begin Provided data

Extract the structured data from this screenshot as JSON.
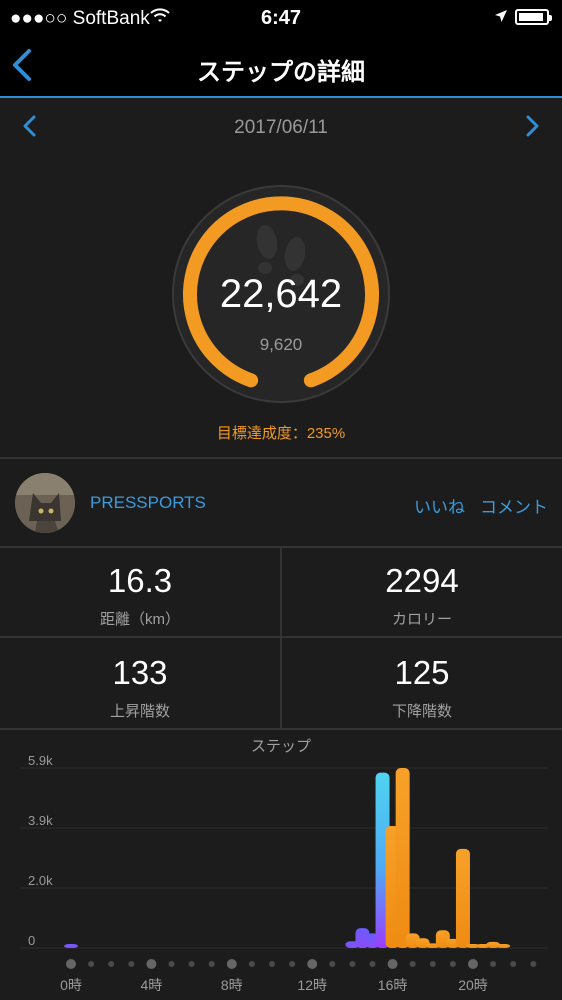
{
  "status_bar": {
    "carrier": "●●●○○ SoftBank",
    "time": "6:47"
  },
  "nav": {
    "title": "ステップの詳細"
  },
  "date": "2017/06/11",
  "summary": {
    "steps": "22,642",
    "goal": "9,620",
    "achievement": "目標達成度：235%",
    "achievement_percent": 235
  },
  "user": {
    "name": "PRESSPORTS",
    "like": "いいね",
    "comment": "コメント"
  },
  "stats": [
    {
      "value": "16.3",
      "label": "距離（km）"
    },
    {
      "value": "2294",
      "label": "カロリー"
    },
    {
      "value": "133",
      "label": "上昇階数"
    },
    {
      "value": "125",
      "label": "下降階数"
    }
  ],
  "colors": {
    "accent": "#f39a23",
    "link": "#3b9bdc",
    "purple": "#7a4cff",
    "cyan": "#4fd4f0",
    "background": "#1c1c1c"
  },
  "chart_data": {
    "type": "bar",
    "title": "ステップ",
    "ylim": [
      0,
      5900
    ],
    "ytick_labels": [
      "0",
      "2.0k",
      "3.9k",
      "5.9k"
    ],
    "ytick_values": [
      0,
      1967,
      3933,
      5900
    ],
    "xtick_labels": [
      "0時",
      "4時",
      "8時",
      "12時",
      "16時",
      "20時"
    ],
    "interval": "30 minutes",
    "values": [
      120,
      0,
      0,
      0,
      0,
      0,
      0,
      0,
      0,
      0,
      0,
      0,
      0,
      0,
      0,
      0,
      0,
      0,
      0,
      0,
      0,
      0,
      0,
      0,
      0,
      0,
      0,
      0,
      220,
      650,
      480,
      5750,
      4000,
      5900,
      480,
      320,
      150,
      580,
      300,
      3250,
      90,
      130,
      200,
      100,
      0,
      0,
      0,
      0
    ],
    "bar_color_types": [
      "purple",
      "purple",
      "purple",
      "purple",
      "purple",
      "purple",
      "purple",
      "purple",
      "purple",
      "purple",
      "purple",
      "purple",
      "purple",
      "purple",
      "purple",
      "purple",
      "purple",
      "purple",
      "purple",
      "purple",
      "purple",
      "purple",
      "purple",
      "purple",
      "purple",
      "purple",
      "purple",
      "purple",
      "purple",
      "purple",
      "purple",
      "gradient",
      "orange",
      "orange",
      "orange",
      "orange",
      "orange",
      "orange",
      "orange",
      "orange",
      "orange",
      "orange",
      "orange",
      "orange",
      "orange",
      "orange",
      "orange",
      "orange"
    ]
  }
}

end Provided data
begin Provided data

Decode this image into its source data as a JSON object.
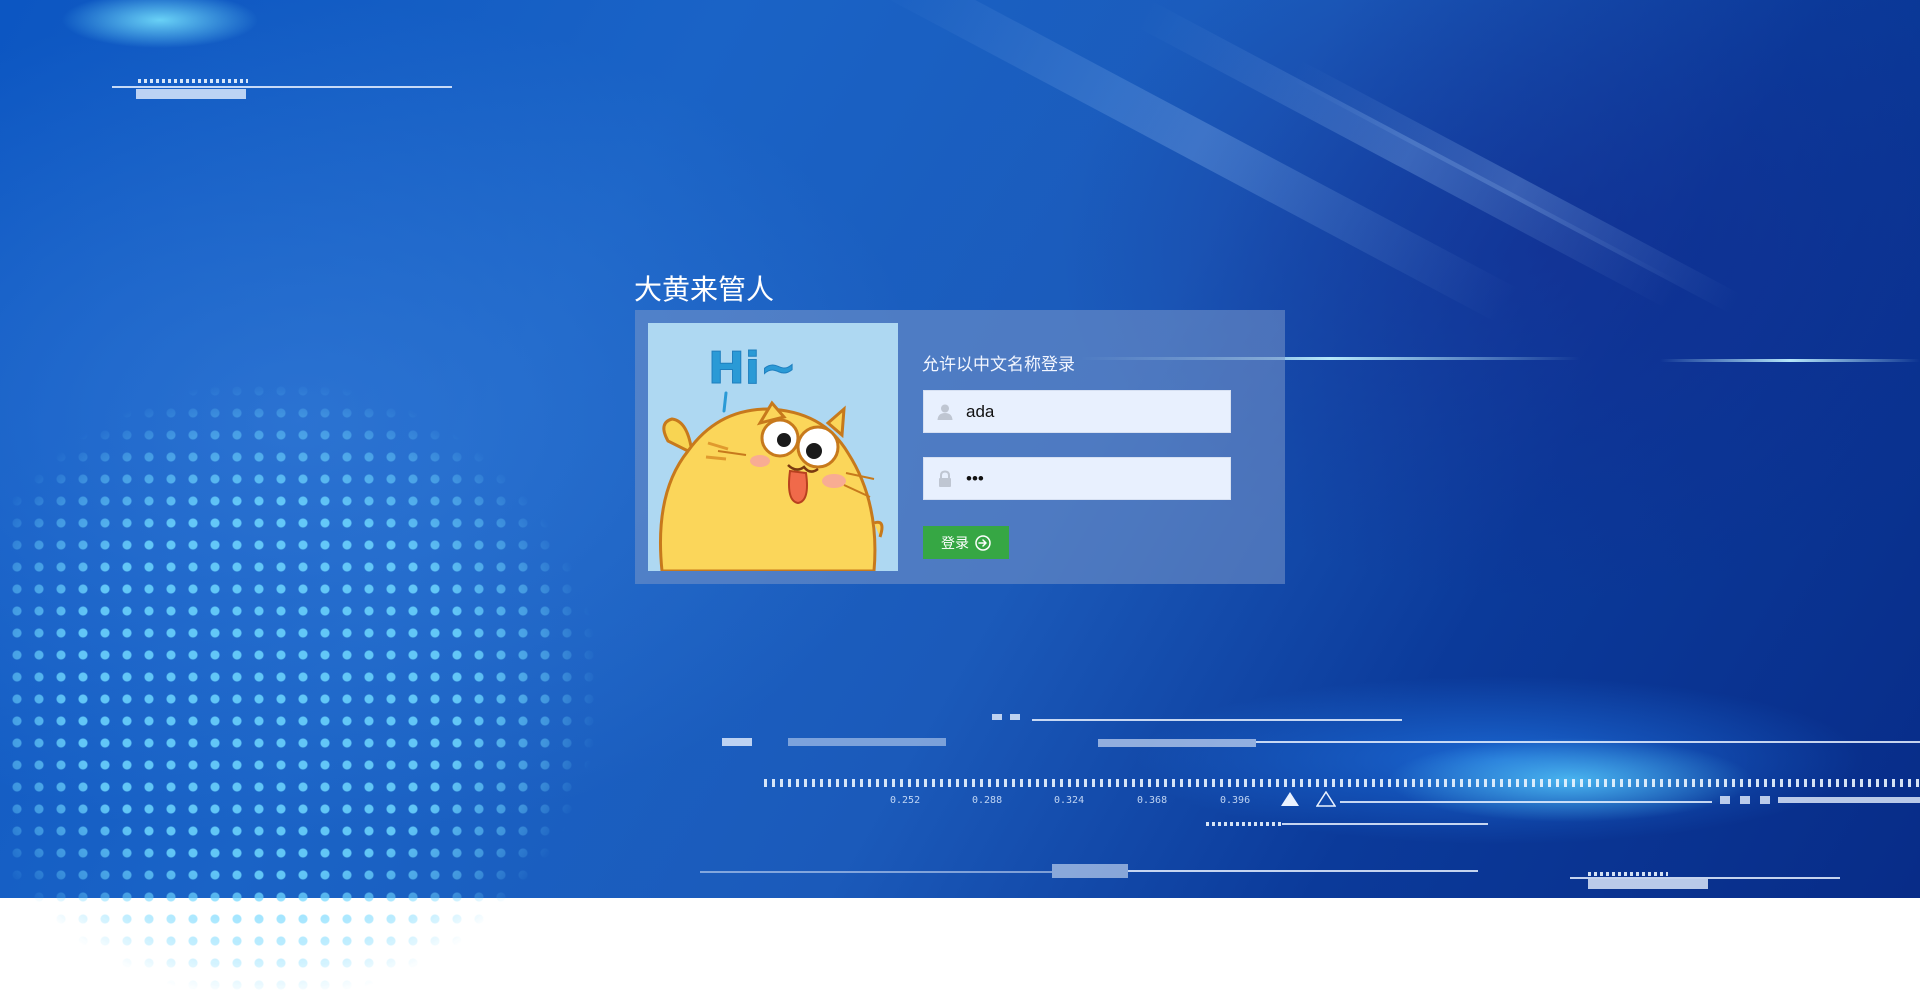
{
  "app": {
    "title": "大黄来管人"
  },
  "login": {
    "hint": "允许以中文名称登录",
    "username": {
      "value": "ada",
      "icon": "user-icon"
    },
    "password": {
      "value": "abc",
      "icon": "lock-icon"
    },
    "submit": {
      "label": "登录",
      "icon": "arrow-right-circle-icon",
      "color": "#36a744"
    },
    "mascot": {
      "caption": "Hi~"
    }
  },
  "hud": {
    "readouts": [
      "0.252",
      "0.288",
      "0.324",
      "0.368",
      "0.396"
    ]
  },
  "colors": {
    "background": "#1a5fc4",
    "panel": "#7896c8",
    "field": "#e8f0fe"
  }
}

end Provided data
begin Provided data

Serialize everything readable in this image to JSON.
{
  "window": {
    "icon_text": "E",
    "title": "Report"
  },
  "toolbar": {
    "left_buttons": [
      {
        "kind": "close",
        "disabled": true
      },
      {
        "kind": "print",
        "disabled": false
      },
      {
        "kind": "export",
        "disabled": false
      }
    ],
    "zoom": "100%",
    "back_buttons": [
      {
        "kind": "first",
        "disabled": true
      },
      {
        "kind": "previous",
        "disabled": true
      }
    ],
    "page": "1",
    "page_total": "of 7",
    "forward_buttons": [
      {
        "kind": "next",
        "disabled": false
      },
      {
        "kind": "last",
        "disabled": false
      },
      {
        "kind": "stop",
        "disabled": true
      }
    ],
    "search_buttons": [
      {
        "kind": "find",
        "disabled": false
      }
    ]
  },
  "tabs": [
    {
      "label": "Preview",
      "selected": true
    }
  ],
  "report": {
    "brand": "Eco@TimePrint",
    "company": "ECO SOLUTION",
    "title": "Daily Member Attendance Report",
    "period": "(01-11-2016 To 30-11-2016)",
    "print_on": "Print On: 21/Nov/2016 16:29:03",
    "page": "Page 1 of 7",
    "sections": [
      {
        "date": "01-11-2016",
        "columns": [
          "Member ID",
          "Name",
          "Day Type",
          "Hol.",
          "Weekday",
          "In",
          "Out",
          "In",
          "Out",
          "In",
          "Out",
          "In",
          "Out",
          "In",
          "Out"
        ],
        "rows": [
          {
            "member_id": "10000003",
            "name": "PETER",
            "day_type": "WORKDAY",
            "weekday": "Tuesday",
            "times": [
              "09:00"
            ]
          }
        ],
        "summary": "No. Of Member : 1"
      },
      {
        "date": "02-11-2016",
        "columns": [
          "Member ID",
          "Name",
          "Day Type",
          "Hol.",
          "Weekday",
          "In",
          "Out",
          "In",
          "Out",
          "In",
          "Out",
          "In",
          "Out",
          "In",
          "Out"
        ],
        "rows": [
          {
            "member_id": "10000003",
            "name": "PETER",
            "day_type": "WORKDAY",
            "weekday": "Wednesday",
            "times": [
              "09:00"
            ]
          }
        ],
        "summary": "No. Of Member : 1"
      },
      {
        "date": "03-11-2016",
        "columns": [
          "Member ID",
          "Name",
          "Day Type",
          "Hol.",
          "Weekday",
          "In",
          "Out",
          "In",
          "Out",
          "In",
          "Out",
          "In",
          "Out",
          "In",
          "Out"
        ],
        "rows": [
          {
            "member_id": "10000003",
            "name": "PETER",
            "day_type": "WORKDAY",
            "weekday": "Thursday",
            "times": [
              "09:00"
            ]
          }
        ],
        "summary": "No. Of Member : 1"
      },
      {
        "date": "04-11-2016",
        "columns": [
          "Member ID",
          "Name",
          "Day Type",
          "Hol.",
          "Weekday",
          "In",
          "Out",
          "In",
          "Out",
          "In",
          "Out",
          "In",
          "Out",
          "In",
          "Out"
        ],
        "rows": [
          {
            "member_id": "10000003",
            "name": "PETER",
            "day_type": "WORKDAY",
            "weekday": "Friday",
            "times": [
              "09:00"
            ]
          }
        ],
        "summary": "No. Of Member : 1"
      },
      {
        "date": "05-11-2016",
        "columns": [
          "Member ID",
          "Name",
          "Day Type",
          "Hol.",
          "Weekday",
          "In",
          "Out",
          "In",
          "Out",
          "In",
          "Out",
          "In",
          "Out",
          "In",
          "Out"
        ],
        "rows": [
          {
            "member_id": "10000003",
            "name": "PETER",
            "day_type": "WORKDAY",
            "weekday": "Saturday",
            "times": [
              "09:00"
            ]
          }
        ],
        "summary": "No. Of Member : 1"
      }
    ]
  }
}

end Provided data

What you will do –
Count each line above in which the string "this" appears, then state only the total.

Written response –
3